§ **Document extract**:
Nat’l Assoc. Of Home Builders V. Defenders Of Wildlife

Arizona Pincushion Cactus.  Courtesy of NPS.

WMRS | Implementation of ESA and Related Litigation | ESA in the Supreme Court

The Limits of Section 7 of the ESA

In Nat’l Assoc. of Home Builders v. Defenders of Wildlife, the Court resolved conflicting mandatory language in Section 7 of the Endangered Species Act (ESA) and Section 402(b) of the Clean Water Act (CWA). Section 402(b) of the CWA allows the Environmental Protection Agency (EPA) to transfer water pollutant discharge permit regulating authority as established in the National Pollution Discharge Elimination System (NPDES) to states. The provision requires that the EPA “shall” allow the transfer provided that nine listed criteria are met. However, the ESA also requires that a federal agency “shall” consult with the agencies designated by the Secretary [in this case, the Fish and Wildlife Service (FWS)] to insure that the any action taken will not be likely to jeopardize the continued existence of a threatened or endangered species.1

At issue in the dispute was the EPA’s transfer of permitting authority to the state of Arizona. While the EPA claimed that it lacked discretion to comply with Section 7 of the ESA due to the mandatory language of the CWA, Defenders of Wildlife argued that Section 7 required:

  • it to consider threats to endangered species; and
  • that state authority would result in more permits being issued and thus potentially impact the endangered Pima pineapple cactus and the cactus ferruginous pygmy-owl.

§ **The tasks**:
a) Answer these questions using the Home Builders case summary:
(i) To which state did the EPA transfer permitting authority?
(ii) How many listed criteria must be met before Section 402(b) of the CWA requires the EPA to allow the transfer?
(iii) In this case, which agency did the Secretary designate for consultation under Section 7 of the ESA?
b) In one to three sentences, explain why the EPA claimed in the Home Builders case summary that it lacked discretion to comply with Section 7 of the ESA.
c) Continue the Home Builders case summary from its final bullet point.
The entries after this point are separate material and have no connection to the case summary.

§ **Entries**:
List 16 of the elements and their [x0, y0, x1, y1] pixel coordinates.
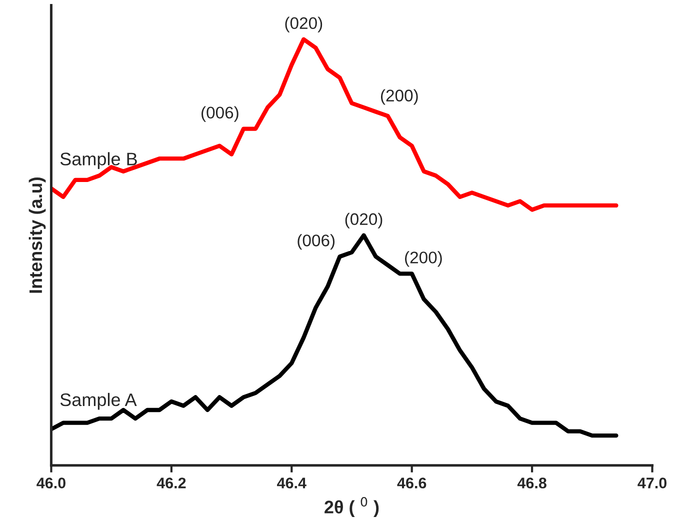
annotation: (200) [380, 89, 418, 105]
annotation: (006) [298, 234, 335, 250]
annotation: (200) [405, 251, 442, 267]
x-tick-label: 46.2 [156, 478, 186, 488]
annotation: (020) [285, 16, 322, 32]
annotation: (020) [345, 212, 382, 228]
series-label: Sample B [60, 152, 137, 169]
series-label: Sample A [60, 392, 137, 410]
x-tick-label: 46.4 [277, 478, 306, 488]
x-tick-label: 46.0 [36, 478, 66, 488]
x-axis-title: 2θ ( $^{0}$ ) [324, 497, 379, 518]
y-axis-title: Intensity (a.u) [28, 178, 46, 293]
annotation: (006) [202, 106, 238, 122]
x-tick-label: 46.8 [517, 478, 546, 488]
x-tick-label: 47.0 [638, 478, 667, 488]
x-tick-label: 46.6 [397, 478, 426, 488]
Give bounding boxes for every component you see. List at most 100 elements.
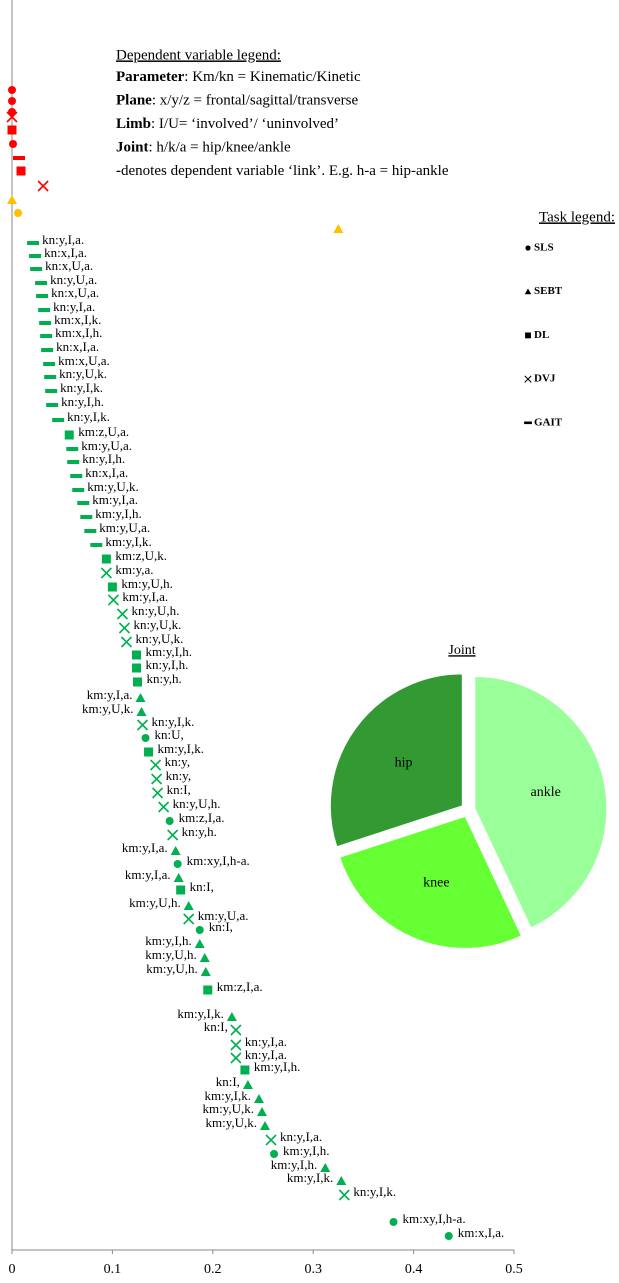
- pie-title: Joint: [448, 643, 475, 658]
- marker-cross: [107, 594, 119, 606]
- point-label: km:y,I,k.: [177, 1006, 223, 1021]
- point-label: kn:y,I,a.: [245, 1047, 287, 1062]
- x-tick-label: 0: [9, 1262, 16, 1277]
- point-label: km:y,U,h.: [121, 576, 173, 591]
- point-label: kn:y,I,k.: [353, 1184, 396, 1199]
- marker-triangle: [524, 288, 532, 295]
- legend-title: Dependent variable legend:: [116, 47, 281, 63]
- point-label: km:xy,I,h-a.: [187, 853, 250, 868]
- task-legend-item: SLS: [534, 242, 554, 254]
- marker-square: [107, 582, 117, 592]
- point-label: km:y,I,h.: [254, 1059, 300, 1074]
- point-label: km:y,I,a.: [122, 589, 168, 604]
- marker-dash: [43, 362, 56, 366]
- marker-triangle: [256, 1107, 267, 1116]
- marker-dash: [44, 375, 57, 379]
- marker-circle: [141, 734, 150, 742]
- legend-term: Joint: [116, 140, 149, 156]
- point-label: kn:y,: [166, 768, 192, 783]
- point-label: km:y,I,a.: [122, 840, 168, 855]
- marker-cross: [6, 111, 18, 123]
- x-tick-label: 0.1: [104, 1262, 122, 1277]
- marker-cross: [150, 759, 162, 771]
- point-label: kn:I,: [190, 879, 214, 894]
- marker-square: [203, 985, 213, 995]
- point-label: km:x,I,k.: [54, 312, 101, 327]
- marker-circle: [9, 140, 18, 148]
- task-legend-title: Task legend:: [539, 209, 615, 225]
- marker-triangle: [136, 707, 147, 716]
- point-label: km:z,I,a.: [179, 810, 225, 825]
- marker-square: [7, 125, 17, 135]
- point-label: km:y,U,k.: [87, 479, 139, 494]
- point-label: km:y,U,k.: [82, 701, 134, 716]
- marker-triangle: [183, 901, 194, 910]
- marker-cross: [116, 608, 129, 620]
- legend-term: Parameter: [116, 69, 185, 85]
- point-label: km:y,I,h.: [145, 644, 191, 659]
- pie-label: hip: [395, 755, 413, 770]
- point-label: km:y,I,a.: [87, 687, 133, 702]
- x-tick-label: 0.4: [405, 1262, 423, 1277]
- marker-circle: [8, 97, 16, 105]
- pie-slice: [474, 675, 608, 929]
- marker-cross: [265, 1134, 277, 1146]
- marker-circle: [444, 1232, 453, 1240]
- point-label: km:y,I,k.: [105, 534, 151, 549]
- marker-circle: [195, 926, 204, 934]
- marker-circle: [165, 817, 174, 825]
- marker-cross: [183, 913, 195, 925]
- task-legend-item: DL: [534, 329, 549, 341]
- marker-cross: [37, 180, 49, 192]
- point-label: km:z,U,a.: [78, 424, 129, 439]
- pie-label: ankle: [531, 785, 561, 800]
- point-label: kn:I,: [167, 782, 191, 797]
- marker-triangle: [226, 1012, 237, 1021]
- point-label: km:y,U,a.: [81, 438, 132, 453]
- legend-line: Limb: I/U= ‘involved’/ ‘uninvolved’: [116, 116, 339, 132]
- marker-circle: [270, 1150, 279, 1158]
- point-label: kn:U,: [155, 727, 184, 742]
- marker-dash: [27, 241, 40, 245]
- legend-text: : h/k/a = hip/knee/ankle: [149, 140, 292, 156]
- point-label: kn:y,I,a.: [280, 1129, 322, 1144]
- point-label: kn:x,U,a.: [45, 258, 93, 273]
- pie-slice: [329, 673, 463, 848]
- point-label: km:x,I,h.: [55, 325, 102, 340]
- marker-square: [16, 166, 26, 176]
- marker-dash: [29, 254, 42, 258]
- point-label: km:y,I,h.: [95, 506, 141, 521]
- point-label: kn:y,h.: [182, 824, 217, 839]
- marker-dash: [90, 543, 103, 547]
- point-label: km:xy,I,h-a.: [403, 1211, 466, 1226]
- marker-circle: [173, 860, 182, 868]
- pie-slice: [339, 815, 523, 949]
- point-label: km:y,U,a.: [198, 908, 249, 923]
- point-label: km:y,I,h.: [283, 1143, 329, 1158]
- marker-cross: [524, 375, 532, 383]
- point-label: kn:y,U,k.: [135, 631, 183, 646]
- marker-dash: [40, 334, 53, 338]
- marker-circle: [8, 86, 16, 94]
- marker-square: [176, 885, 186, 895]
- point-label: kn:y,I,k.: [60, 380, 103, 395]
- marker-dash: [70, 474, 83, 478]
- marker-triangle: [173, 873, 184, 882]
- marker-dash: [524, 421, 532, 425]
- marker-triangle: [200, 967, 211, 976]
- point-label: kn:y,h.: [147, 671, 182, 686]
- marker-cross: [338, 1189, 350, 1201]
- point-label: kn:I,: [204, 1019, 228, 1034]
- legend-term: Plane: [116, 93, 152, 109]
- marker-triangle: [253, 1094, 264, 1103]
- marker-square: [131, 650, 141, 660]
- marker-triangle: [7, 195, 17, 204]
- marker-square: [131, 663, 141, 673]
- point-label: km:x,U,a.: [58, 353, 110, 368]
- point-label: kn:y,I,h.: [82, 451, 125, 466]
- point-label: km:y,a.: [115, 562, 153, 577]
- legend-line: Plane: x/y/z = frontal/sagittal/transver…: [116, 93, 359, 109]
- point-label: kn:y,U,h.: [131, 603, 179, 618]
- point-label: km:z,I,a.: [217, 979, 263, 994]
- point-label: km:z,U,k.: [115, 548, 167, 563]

---

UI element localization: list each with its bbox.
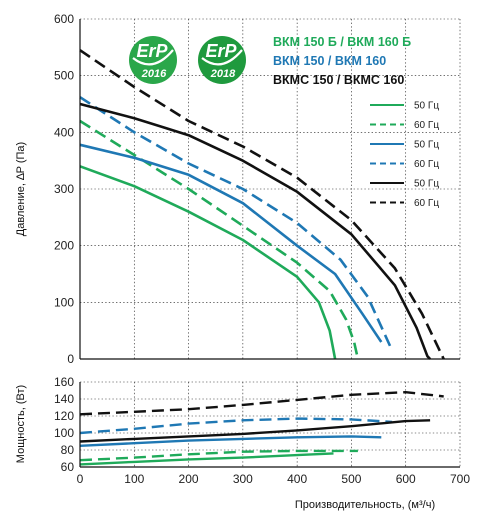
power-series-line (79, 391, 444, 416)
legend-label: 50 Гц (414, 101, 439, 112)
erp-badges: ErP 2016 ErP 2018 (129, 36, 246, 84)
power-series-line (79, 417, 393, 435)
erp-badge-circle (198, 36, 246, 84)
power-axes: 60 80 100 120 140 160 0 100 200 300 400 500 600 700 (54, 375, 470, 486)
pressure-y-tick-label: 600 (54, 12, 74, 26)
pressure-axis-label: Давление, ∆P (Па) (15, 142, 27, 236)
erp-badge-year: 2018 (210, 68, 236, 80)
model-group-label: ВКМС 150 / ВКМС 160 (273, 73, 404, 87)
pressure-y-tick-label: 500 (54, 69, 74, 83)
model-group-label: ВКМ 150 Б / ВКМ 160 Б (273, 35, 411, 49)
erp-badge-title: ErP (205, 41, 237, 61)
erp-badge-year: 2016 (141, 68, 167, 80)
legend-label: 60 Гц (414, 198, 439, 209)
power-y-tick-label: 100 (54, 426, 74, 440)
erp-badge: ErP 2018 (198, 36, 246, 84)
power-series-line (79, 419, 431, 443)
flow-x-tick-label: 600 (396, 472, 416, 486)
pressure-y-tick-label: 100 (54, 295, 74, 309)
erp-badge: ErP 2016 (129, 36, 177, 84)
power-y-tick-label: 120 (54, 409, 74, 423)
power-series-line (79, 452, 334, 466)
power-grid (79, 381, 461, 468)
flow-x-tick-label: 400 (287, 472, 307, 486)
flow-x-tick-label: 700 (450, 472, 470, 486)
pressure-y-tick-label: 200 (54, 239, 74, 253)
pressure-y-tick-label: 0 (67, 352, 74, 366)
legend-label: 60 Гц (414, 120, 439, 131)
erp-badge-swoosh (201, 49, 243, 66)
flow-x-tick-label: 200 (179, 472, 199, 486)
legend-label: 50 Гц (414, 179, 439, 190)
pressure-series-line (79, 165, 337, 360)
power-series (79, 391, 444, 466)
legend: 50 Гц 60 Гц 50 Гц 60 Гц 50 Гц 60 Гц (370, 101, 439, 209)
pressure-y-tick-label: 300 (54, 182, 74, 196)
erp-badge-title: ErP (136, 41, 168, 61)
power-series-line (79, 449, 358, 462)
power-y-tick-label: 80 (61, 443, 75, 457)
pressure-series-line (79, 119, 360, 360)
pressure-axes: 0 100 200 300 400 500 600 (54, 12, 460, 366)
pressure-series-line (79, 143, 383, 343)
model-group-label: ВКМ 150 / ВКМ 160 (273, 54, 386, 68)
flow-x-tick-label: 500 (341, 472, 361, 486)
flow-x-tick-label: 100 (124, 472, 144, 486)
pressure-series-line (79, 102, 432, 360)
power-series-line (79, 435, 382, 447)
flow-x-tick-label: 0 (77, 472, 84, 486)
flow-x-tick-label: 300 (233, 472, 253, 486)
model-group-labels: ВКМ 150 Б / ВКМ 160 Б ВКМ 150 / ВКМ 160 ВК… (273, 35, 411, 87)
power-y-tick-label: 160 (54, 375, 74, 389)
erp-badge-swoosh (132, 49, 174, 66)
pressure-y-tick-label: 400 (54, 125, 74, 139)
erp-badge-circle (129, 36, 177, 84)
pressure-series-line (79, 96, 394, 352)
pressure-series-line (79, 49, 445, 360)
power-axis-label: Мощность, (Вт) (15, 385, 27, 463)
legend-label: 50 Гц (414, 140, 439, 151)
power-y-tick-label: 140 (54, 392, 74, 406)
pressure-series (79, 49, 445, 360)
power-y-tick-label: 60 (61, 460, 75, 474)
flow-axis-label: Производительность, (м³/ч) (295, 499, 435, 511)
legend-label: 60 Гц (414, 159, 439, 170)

==

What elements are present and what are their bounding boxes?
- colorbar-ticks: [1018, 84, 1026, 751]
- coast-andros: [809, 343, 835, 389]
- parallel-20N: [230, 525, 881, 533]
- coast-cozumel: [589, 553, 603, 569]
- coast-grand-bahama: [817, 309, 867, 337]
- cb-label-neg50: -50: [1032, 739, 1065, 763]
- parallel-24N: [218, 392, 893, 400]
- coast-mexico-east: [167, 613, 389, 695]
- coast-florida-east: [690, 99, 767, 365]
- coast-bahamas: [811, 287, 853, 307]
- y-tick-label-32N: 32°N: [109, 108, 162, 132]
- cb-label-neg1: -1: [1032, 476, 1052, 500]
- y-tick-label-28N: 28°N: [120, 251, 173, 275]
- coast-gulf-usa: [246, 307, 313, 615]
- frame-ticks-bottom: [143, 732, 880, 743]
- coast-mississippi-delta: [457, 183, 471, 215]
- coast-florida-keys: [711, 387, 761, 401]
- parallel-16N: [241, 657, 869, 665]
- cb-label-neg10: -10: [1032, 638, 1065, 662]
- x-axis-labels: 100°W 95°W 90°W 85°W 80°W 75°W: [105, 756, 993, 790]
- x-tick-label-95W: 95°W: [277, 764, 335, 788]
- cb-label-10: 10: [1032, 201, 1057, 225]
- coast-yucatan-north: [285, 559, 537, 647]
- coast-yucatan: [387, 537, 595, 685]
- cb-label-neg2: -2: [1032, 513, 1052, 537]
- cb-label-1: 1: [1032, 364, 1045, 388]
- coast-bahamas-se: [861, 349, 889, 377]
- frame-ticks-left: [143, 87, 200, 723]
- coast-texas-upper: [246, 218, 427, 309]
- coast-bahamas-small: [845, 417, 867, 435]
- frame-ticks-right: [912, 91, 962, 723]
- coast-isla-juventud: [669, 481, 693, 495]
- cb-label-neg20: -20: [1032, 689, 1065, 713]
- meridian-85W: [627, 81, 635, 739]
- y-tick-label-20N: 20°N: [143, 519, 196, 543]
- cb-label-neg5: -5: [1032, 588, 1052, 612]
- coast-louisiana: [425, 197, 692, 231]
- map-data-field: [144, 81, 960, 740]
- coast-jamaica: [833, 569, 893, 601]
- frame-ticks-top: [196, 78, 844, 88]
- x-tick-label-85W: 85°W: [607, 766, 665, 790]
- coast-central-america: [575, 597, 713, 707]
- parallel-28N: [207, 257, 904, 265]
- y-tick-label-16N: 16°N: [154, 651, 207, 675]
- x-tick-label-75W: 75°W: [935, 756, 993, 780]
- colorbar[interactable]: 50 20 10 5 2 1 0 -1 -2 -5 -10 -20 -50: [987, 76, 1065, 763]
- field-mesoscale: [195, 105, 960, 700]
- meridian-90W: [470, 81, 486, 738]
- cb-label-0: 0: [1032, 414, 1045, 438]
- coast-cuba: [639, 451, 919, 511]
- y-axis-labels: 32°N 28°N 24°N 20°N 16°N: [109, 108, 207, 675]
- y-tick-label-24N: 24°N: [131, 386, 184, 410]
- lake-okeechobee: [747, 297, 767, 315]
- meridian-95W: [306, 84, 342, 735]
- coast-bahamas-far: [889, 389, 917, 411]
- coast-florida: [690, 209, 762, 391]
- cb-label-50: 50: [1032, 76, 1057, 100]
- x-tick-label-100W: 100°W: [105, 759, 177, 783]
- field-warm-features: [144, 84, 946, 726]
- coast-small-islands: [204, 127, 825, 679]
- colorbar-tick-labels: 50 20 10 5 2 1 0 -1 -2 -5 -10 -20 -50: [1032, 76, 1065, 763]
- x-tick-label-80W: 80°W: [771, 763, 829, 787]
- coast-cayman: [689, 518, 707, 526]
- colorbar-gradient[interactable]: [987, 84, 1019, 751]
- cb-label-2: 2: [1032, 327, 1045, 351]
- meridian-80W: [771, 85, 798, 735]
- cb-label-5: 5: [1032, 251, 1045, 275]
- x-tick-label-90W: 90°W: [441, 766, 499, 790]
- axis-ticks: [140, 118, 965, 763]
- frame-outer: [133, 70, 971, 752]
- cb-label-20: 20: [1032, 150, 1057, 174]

§ **Written answers**:
a)
(i) Arizona
(ii) Nine
(iii) The Fish and Wildlife Service (FWS)

b) The EPA pointed to the mandatory language of Section 402(b) of the CWA, which says the EPA "shall" allow the transfer of permitting authority to a state once nine listed criteria are met. It argued that this requirement left it no discretion to act under Section 7 of the ESA.

c)
The Ninth Circuit held that the conflict could be harmonized by simply adding the requirements of Section 7 to Section 402(b) as a tenth criterion. The petitioners appealed.

Justice Alito wrote for a 5-4 majority, concluding that the requirements of Section 7 of the ESA only apply to discretionary agency action. The majority relied on a regulation issued jointly by the Department of the Interior (DOI) and the National Oceanic and Atmospheric Administration (NOAA), 50 CFR § 402.03, which states that “Section 7 and the requirements of this part apply to all actions in which there is discretionary Federal involvement or control.” Because the demands of the CWA are nondiscretionary, the Court ruled that Section 7 did not apply and the transfer was valid. Justice Stevens used the same language in dissent, arguing that 50 CFR § 402.03 does not state “only apply,” and therefore was not intended to be exclusive.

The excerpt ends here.